• _Job A_
List every parameter named in the Omori detector description.
• _Job B_
From the Omori detector description, reproduce the passage starting at "Bin events into" and ending at "on positive-excess bins.".
• _Job C_
According to the Omori detector description, what is the default bin width?

Discrete-time Omori detector for event streams without main/aftershock labels.

Pipeline:

Bin events into windows of bin_seconds.
Detect main shocks where count > mu + sigma_k * sigma.
Stack post-shock counts in window_bins succeeding bins.
Fit log(rate - mu) = logK - p * log(tau + 1) on positive-excess bins.

Parameters:

Name	Type	Description	Default
`event_times_sec`	`ndarray`	1-D array of event timestamps in seconds.	required
`bin_seconds`	`float`	Bin width in seconds.	`60.0`
`sigma_k`	`float`	Number of std above mean for main-shock threshold.	`3.0`
`window_bins`	`int`	How many bins after a main shock to track.	`60`

Returns:

Type	Description
`OmoriResult`	OmoriResult dataclass.

• _Spatial annotation records_
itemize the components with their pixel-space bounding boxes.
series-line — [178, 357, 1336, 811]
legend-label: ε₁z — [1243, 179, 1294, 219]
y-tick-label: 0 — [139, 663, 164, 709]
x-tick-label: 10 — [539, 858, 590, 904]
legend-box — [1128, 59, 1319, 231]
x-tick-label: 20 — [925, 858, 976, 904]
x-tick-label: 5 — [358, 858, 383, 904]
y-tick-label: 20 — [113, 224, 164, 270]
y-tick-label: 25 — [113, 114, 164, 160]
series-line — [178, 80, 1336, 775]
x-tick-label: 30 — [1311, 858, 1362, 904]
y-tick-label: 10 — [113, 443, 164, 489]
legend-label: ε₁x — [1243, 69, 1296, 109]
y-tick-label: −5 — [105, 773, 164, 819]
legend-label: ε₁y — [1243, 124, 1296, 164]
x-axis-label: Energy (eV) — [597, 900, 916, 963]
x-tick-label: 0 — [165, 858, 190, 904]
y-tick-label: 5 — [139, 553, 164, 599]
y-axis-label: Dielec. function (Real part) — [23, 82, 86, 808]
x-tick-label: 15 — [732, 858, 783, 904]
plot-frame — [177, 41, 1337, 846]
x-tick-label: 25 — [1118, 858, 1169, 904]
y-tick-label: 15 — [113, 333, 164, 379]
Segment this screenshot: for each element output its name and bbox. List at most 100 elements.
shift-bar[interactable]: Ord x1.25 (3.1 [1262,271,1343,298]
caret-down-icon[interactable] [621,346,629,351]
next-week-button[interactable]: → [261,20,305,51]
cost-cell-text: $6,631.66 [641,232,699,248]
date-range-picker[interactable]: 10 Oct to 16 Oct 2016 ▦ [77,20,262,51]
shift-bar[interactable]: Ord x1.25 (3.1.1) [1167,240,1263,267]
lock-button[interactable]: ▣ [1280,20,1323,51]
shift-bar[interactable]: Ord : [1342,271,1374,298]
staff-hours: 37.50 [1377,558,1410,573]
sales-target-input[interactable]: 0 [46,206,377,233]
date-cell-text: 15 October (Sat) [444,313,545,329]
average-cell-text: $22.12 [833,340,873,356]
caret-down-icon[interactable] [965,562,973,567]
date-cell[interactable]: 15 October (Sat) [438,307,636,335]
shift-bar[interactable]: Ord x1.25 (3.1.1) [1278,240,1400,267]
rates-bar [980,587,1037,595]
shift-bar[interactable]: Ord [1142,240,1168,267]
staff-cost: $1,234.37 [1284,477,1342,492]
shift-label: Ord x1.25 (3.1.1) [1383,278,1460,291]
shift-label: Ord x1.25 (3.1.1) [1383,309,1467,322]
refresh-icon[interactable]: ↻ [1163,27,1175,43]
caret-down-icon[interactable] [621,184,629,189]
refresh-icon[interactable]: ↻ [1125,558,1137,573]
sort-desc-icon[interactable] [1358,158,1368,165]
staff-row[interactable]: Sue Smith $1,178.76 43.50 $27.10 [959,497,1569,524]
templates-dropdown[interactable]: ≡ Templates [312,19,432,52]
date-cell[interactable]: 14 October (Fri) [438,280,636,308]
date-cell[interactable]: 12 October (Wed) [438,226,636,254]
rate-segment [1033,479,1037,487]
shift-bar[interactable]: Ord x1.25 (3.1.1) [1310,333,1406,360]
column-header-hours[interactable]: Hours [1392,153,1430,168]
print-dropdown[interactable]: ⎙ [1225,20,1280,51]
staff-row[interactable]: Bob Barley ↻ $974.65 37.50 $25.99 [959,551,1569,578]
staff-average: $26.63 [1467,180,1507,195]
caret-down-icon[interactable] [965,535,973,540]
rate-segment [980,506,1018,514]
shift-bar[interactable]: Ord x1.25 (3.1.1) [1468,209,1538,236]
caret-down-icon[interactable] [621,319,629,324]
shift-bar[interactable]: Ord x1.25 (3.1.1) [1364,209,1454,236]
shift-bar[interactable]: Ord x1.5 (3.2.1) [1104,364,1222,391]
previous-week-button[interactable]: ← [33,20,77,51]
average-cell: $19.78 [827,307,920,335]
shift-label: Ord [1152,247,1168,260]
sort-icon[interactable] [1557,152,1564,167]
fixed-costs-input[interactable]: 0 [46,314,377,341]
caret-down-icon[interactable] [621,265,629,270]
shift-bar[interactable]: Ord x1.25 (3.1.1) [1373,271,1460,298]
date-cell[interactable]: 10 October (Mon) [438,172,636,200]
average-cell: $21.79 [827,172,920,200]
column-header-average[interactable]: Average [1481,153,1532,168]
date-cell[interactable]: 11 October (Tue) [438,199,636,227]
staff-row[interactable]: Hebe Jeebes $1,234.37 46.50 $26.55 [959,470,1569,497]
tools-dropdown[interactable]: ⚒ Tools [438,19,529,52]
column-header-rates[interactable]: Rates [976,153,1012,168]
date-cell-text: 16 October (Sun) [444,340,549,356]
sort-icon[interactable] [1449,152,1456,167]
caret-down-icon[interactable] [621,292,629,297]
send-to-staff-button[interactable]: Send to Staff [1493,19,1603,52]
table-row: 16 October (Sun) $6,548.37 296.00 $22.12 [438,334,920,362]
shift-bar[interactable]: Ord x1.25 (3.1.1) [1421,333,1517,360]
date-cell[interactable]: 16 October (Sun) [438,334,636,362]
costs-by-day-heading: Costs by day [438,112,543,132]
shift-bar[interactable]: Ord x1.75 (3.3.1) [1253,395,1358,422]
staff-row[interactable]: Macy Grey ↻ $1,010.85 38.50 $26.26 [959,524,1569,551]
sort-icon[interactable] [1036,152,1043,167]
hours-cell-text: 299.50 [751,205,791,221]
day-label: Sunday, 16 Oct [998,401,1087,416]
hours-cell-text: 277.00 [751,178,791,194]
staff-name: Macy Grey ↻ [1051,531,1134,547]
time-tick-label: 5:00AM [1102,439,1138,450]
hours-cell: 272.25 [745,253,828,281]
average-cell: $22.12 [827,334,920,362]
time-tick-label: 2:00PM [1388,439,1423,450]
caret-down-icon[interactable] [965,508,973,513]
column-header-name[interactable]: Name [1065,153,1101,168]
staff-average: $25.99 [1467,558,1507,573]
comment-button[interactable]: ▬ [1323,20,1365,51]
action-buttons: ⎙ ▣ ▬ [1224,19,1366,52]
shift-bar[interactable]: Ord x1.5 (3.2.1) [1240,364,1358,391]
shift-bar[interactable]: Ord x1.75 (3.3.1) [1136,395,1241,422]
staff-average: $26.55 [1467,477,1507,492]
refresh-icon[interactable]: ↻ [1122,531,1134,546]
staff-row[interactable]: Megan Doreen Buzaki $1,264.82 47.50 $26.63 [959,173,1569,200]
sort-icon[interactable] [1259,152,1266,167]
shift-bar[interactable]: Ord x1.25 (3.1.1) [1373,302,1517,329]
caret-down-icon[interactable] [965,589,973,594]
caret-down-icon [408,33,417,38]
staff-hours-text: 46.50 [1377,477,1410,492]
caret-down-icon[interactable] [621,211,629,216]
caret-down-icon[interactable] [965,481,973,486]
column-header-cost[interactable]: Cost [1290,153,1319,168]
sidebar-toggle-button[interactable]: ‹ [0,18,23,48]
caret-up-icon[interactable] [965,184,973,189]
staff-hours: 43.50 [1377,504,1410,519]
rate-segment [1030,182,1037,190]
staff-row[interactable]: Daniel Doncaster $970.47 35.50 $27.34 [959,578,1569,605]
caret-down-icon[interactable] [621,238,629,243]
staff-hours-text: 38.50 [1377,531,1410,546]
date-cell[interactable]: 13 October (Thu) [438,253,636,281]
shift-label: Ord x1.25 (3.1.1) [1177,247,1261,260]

• _Exercise output A_
event_times_sec, bin_seconds, sigma_k, window_bins

• _Exercise output B_
Bin events into windows of bin_seconds.
Detect main shocks where count > mu + sigma_k * sigma.
Stack post-shock counts in window_bins succeeding bins.
Fit log(rate - mu) = logK - p * log(tau + 1) on positive-excess bins.

• _Exercise output C_
60.0 seconds